DIRECTIONS FOR THIS TASK –
Reproduce all entries verbatim, with nothing added or dropped.

THE DATA –
--- BEGIN ---

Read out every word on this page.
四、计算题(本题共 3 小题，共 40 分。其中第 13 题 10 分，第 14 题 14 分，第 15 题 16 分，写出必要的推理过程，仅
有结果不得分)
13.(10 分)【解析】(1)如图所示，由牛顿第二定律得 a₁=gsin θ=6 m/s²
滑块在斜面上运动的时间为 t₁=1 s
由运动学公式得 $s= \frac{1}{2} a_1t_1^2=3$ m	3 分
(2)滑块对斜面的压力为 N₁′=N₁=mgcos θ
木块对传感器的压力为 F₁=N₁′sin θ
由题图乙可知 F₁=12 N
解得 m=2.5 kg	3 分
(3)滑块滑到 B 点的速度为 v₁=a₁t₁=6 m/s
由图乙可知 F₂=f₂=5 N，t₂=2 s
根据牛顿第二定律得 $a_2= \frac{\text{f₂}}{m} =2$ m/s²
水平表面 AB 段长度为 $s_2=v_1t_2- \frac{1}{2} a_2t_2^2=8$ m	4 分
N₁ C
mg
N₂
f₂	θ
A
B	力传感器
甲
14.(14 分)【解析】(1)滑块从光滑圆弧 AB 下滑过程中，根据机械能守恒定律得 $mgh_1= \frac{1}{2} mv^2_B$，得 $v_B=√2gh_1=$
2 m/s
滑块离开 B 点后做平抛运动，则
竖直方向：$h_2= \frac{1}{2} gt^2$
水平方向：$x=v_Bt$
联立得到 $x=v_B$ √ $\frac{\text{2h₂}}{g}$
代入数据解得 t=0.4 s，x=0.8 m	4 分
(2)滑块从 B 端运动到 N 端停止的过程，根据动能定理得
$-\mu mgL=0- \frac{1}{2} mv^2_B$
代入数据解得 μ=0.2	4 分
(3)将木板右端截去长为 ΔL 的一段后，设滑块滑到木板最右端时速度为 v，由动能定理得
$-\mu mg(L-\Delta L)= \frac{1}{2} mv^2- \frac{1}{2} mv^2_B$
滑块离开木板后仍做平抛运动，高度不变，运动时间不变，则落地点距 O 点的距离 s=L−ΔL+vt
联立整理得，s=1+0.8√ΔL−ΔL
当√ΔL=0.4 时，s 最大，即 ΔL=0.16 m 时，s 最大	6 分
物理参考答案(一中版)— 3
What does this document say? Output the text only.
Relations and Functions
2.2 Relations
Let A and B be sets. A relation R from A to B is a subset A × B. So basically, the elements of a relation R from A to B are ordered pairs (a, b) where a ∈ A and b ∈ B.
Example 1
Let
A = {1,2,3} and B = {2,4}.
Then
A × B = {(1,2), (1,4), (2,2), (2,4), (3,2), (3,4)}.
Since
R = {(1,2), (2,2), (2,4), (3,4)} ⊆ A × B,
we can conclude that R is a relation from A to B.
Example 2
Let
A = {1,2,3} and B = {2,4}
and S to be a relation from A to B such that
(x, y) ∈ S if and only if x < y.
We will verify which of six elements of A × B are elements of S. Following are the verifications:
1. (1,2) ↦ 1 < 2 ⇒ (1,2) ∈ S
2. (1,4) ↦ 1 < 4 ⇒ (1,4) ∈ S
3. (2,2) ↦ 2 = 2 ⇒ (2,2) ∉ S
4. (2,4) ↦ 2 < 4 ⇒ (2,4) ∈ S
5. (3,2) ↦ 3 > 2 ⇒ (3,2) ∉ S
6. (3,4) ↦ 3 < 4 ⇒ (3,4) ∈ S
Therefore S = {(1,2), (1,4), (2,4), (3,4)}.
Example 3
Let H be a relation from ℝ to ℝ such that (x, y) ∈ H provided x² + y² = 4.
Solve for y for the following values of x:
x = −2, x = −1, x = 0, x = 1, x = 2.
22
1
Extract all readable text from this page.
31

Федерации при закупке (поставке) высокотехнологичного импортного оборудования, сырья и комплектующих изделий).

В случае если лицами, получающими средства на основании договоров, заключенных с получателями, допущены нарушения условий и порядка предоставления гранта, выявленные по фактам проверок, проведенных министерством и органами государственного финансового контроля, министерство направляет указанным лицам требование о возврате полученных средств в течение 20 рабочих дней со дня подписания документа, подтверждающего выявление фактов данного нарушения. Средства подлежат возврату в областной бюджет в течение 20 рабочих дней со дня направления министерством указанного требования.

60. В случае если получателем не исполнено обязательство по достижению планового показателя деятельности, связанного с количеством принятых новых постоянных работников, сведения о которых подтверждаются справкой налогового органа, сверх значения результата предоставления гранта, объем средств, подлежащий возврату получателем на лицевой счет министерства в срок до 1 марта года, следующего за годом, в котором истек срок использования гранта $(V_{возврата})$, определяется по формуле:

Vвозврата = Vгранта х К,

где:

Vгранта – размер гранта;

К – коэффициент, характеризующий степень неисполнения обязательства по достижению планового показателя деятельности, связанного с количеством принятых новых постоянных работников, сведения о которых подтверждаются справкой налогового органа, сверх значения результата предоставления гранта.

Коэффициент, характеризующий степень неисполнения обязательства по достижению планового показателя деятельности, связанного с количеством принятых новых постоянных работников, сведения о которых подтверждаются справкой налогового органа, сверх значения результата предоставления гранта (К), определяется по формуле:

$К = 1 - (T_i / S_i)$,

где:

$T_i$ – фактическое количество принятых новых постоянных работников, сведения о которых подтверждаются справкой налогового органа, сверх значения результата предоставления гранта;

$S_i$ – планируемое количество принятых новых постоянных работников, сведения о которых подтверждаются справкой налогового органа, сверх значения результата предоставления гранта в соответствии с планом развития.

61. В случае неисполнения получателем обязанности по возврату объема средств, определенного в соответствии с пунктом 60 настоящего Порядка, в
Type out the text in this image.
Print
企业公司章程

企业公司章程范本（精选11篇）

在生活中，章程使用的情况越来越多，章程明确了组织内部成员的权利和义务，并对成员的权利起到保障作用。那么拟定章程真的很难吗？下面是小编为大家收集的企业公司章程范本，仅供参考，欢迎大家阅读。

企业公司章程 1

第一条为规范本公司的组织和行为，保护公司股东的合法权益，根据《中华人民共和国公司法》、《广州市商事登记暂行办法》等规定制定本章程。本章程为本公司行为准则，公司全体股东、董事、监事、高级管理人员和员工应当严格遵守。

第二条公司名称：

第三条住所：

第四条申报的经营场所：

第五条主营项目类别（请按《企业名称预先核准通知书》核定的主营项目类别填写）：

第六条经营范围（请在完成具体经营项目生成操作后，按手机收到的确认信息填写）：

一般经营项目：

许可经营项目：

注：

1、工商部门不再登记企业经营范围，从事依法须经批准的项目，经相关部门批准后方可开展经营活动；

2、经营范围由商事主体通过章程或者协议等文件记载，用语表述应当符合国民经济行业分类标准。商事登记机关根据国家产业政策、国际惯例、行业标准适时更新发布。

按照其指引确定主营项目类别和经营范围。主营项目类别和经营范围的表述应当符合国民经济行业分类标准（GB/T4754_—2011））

--- END ---

ANSWER TO THIS PROBLEM –
Read out every word on this page.
四、计算题(本题共 3 小题，共 40 分。其中第 13 题 10 分，第 14 题 14 分，第 15 题 16 分，写出必要的推理过程，仅
有结果不得分)
13.(10 分)【解析】(1)如图所示，由牛顿第二定律得 a₁=gsin θ=6 m/s²
滑块在斜面上运动的时间为 t₁=1 s
由运动学公式得 $s= \frac{1}{2} a_1t_1^2=3$ m	3 分
(2)滑块对斜面的压力为 N₁′=N₁=mgcos θ
木块对传感器的压力为 F₁=N₁′sin θ
由题图乙可知 F₁=12 N
解得 m=2.5 kg	3 分
(3)滑块滑到 B 点的速度为 v₁=a₁t₁=6 m/s
由图乙可知 F₂=f₂=5 N，t₂=2 s
根据牛顿第二定律得 $a_2= \frac{\text{f₂}}{m} =2$ m/s²
水平表面 AB 段长度为 $s_2=v_1t_2- \frac{1}{2} a_2t_2^2=8$ m	4 分
N₁ C
mg
N₂
f₂	θ
A
B	力传感器
甲
14.(14 分)【解析】(1)滑块从光滑圆弧 AB 下滑过程中，根据机械能守恒定律得 $mgh_1= \frac{1}{2} mv^2_B$，得 $v_B=√2gh_1=$
2 m/s
滑块离开 B 点后做平抛运动，则
竖直方向：$h_2= \frac{1}{2} gt^2$
水平方向：$x=v_Bt$
联立得到 $x=v_B$ √ $\frac{\text{2h₂}}{g}$
代入数据解得 t=0.4 s，x=0.8 m	4 分
(2)滑块从 B 端运动到 N 端停止的过程，根据动能定理得
$-\mu mgL=0- \frac{1}{2} mv^2_B$
代入数据解得 μ=0.2	4 分
(3)将木板右端截去长为 ΔL 的一段后，设滑块滑到木板最右端时速度为 v，由动能定理得
$-\mu mg(L-\Delta L)= \frac{1}{2} mv^2- \frac{1}{2} mv^2_B$
滑块离开木板后仍做平抛运动，高度不变，运动时间不变，则落地点距 O 点的距离 s=L−ΔL+vt
联立整理得，s=1+0.8√ΔL−ΔL
当√ΔL=0.4 时，s 最大，即 ΔL=0.16 m 时，s 最大	6 分
物理参考答案(一中版)— 3
What does this document say? Output the text only.
Relations and Functions
2.2 Relations
Let A and B be sets. A relation R from A to B is a subset A × B. So basically, the elements of a relation R from A to B are ordered pairs (a, b) where a ∈ A and b ∈ B.
Example 1
Let
A = {1,2,3} and B = {2,4}.
Then
A × B = {(1,2), (1,4), (2,2), (2,4), (3,2), (3,4)}.
Since
R = {(1,2), (2,2), (2,4), (3,4)} ⊆ A × B,
we can conclude that R is a relation from A to B.
Example 2
Let
A = {1,2,3} and B = {2,4}
and S to be a relation from A to B such that
(x, y) ∈ S if and only if x < y.
We will verify which of six elements of A × B are elements of S. Following are the verifications:
1. (1,2) ↦ 1 < 2 ⇒ (1,2) ∈ S
2. (1,4) ↦ 1 < 4 ⇒ (1,4) ∈ S
3. (2,2) ↦ 2 = 2 ⇒ (2,2) ∉ S
4. (2,4) ↦ 2 < 4 ⇒ (2,4) ∈ S
5. (3,2) ↦ 3 > 2 ⇒ (3,2) ∉ S
6. (3,4) ↦ 3 < 4 ⇒ (3,4) ∈ S
Therefore S = {(1,2), (1,4), (2,4), (3,4)}.
Example 3
Let H be a relation from ℝ to ℝ such that (x, y) ∈ H provided x² + y² = 4.
Solve for y for the following values of x:
x = −2, x = −1, x = 0, x = 1, x = 2.
22
1
Extract all readable text from this page.
31

Федерации при закупке (поставке) высокотехнологичного импортного оборудования, сырья и комплектующих изделий).

В случае если лицами, получающими средства на основании договоров, заключенных с получателями, допущены нарушения условий и порядка предоставления гранта, выявленные по фактам проверок, проведенных министерством и органами государственного финансового контроля, министерство направляет указанным лицам требование о возврате полученных средств в течение 20 рабочих дней со дня подписания документа, подтверждающего выявление фактов данного нарушения. Средства подлежат возврату в областной бюджет в течение 20 рабочих дней со дня направления министерством указанного требования.

60. В случае если получателем не исполнено обязательство по достижению планового показателя деятельности, связанного с количеством принятых новых постоянных работников, сведения о которых подтверждаются справкой налогового органа, сверх значения результата предоставления гранта, объем средств, подлежащий возврату получателем на лицевой счет министерства в срок до 1 марта года, следующего за годом, в котором истек срок использования гранта $(V_{возврата})$, определяется по формуле:

Vвозврата = Vгранта х К,

где:

Vгранта – размер гранта;

К – коэффициент, характеризующий степень неисполнения обязательства по достижению планового показателя деятельности, связанного с количеством принятых новых постоянных работников, сведения о которых подтверждаются справкой налогового органа, сверх значения результата предоставления гранта.

Коэффициент, характеризующий степень неисполнения обязательства по достижению планового показателя деятельности, связанного с количеством принятых новых постоянных работников, сведения о которых подтверждаются справкой налогового органа, сверх значения результата предоставления гранта (К), определяется по формуле:

$К = 1 - (T_i / S_i)$,

где:

$T_i$ – фактическое количество принятых новых постоянных работников, сведения о которых подтверждаются справкой налогового органа, сверх значения результата предоставления гранта;

$S_i$ – планируемое количество принятых новых постоянных работников, сведения о которых подтверждаются справкой налогового органа, сверх значения результата предоставления гранта в соответствии с планом развития.

61. В случае неисполнения получателем обязанности по возврату объема средств, определенного в соответствии с пунктом 60 настоящего Порядка, в
Type out the text in this image.
Print
企业公司章程

企业公司章程范本（精选11篇）

在生活中，章程使用的情况越来越多，章程明确了组织内部成员的权利和义务，并对成员的权利起到保障作用。那么拟定章程真的很难吗？下面是小编为大家收集的企业公司章程范本，仅供参考，欢迎大家阅读。

企业公司章程 1

第一条为规范本公司的组织和行为，保护公司股东的合法权益，根据《中华人民共和国公司法》、《广州市商事登记暂行办法》等规定制定本章程。本章程为本公司行为准则，公司全体股东、董事、监事、高级管理人员和员工应当严格遵守。

第二条公司名称：

第三条住所：

第四条申报的经营场所：

第五条主营项目类别（请按《企业名称预先核准通知书》核定的主营项目类别填写）：

第六条经营范围（请在完成具体经营项目生成操作后，按手机收到的确认信息填写）：

一般经营项目：

许可经营项目：

注：

1、工商部门不再登记企业经营范围，从事依法须经批准的项目，经相关部门批准后方可开展经营活动；

2、经营范围由商事主体通过章程或者协议等文件记载，用语表述应当符合国民经济行业分类标准。商事登记机关根据国家产业政策、国际惯例、行业标准适时更新发布。

按照其指引确定主营项目类别和经营范围。主营项目类别和经营范围的表述应当符合国民经济行业分类标准（GB/T4754_—2011））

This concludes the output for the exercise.